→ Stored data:
start

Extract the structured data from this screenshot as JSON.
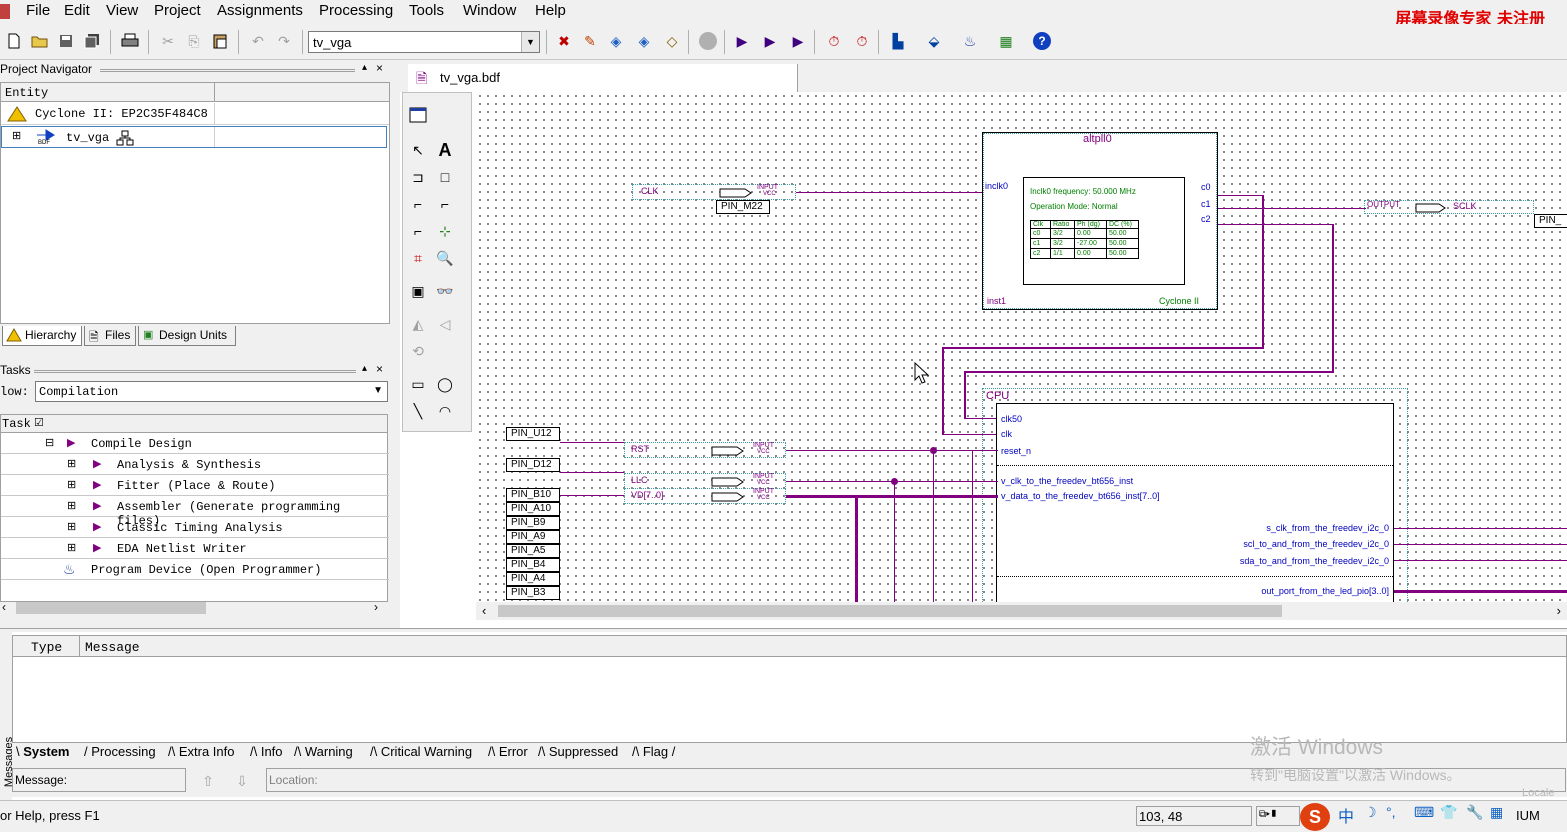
{
  "menu": [
    "File",
    "Edit",
    "View",
    "Project",
    "Assignments",
    "Processing",
    "Tools",
    "Window",
    "Help"
  ],
  "watermark_top": "屏幕录像专家 未注册",
  "toolbar": {
    "project_combo": "tv_vga"
  },
  "navigator": {
    "title": "Project Navigator",
    "col_entity": "Entity",
    "device": "Cyclone II: EP2C35F484C8",
    "top_entity": "tv_vga",
    "bdf_tag": "BDF",
    "tabs": [
      "Hierarchy",
      "Files",
      "Design Units"
    ]
  },
  "tasks": {
    "title": "Tasks",
    "flow_label": "low:",
    "flow_value": "Compilation",
    "col_task": "Task",
    "items": [
      "Compile Design",
      "Analysis & Synthesis",
      "Fitter (Place & Route)",
      "Assembler (Generate programming files)",
      "Classic Timing Analysis",
      "EDA Netlist Writer",
      "Program Device (Open Programmer)"
    ]
  },
  "editor": {
    "tab_title": "tv_vga.bdf",
    "pll": {
      "title": "altpll0",
      "in_port": "inclk0",
      "out_ports": [
        "c0",
        "c1",
        "c2"
      ],
      "line1": "Inclk0 frequency: 50.000 MHz",
      "line2": "Operation Mode: Normal",
      "table_head": [
        "Clk",
        "Ratio",
        "Ph (dg)",
        "DC (%)"
      ],
      "table_rows": [
        [
          "c0",
          "3/2",
          "0.00",
          "50.00"
        ],
        [
          "c1",
          "3/2",
          "-27.00",
          "50.00"
        ],
        [
          "c2",
          "1/1",
          "0.00",
          "50.00"
        ]
      ],
      "inst": "inst1",
      "family": "Cyclone II"
    },
    "clk_input": {
      "name": "CLK",
      "type": "INPUT",
      "vcc": "VCC",
      "pin": "PIN_M22"
    },
    "output": {
      "type": "OUTPUT",
      "name": "SCLK",
      "pin": "PIN_"
    },
    "cpu": {
      "title": "CPU",
      "in_ports": [
        "clk50",
        "clk",
        "reset_n",
        "v_clk_to_the_freedev_bt656_inst",
        "v_data_to_the_freedev_bt656_inst[7..0]"
      ],
      "out_ports": [
        "s_clk_from_the_freedev_i2c_0",
        "scl_to_and_from_the_freedev_i2c_0",
        "sda_to_and_from_the_freedev_i2c_0",
        "out_port_from_the_led_pio[3..0]"
      ]
    },
    "inputs": [
      {
        "pin": "PIN_U12",
        "name": "RST",
        "type": "INPUT",
        "vcc": "VCC"
      },
      {
        "pin": "PIN_D12",
        "name": "LLC",
        "type": "INPUT",
        "vcc": "VCC"
      },
      {
        "pin": "PIN_B10",
        "name": "VD[7..0]",
        "type": "INPUT",
        "vcc": "VCC"
      }
    ],
    "bus_pins": [
      "PIN_B10",
      "PIN_A10",
      "PIN_B9",
      "PIN_A9",
      "PIN_A5",
      "PIN_B4",
      "PIN_A4",
      "PIN_B3"
    ]
  },
  "messages": {
    "col_type": "Type",
    "col_message": "Message",
    "side_label": "Messages",
    "tabs": [
      "System",
      "Processing",
      "Extra Info",
      "Info",
      "Warning",
      "Critical Warning",
      "Error",
      "Suppressed",
      "Flag"
    ],
    "message_label": "Message:",
    "location_label": "Location:",
    "activate_1": "激活 Windows",
    "activate_2": "转到\"电脑设置\"以激活 Windows。"
  },
  "status": {
    "help": "or Help, press F1",
    "coords": "103, 48",
    "ime_zh": "中",
    "locale": "Locale",
    "num": "IUM"
  },
  "colors": {
    "accent_purple": "#800080",
    "port_blue": "#0000c0",
    "watermark_red": "#e00000"
  }
}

end

→ Task to complete:
Output every entry word for word, but omit the pictures.

→ Exercise result:
Extract the structured data from this screenshot as JSON.
{
  "menu": [
    "File",
    "Edit",
    "View",
    "Project",
    "Assignments",
    "Processing",
    "Tools",
    "Window",
    "Help"
  ],
  "watermark_top": "屏幕录像专家 未注册",
  "toolbar": {
    "project_combo": "tv_vga"
  },
  "navigator": {
    "title": "Project Navigator",
    "col_entity": "Entity",
    "device": "Cyclone II: EP2C35F484C8",
    "top_entity": "tv_vga",
    "bdf_tag": "BDF",
    "tabs": [
      "Hierarchy",
      "Files",
      "Design Units"
    ]
  },
  "tasks": {
    "title": "Tasks",
    "flow_label": "low:",
    "flow_value": "Compilation",
    "col_task": "Task",
    "items": [
      "Compile Design",
      "Analysis & Synthesis",
      "Fitter (Place & Route)",
      "Assembler (Generate programming files)",
      "Classic Timing Analysis",
      "EDA Netlist Writer",
      "Program Device (Open Programmer)"
    ]
  },
  "editor": {
    "tab_title": "tv_vga.bdf",
    "pll": {
      "title": "altpll0",
      "in_port": "inclk0",
      "out_ports": [
        "c0",
        "c1",
        "c2"
      ],
      "line1": "Inclk0 frequency: 50.000 MHz",
      "line2": "Operation Mode: Normal",
      "table_head": [
        "Clk",
        "Ratio",
        "Ph (dg)",
        "DC (%)"
      ],
      "table_rows": [
        [
          "c0",
          "3/2",
          "0.00",
          "50.00"
        ],
        [
          "c1",
          "3/2",
          "-27.00",
          "50.00"
        ],
        [
          "c2",
          "1/1",
          "0.00",
          "50.00"
        ]
      ],
      "inst": "inst1",
      "family": "Cyclone II"
    },
    "clk_input": {
      "name": "CLK",
      "type": "INPUT",
      "vcc": "VCC",
      "pin": "PIN_M22"
    },
    "output": {
      "type": "OUTPUT",
      "name": "SCLK",
      "pin": "PIN_"
    },
    "cpu": {
      "title": "CPU",
      "in_ports": [
        "clk50",
        "clk",
        "reset_n",
        "v_clk_to_the_freedev_bt656_inst",
        "v_data_to_the_freedev_bt656_inst[7..0]"
      ],
      "out_ports": [
        "s_clk_from_the_freedev_i2c_0",
        "scl_to_and_from_the_freedev_i2c_0",
        "sda_to_and_from_the_freedev_i2c_0",
        "out_port_from_the_led_pio[3..0]"
      ]
    },
    "inputs": [
      {
        "pin": "PIN_U12",
        "name": "RST",
        "type": "INPUT",
        "vcc": "VCC"
      },
      {
        "pin": "PIN_D12",
        "name": "LLC",
        "type": "INPUT",
        "vcc": "VCC"
      },
      {
        "pin": "PIN_B10",
        "name": "VD[7..0]",
        "type": "INPUT",
        "vcc": "VCC"
      }
    ],
    "bus_pins": [
      "PIN_B10",
      "PIN_A10",
      "PIN_B9",
      "PIN_A9",
      "PIN_A5",
      "PIN_B4",
      "PIN_A4",
      "PIN_B3"
    ]
  },
  "messages": {
    "col_type": "Type",
    "col_message": "Message",
    "side_label": "Messages",
    "tabs": [
      "System",
      "Processing",
      "Extra Info",
      "Info",
      "Warning",
      "Critical Warning",
      "Error",
      "Suppressed",
      "Flag"
    ],
    "message_label": "Message:",
    "location_label": "Location:",
    "activate_1": "激活 Windows",
    "activate_2": "转到\"电脑设置\"以激活 Windows。"
  },
  "status": {
    "help": "or Help, press F1",
    "coords": "103, 48",
    "ime_zh": "中",
    "locale": "Locale",
    "num": "IUM"
  },
  "colors": {
    "accent_purple": "#800080",
    "port_blue": "#0000c0",
    "watermark_red": "#e00000"
  }
}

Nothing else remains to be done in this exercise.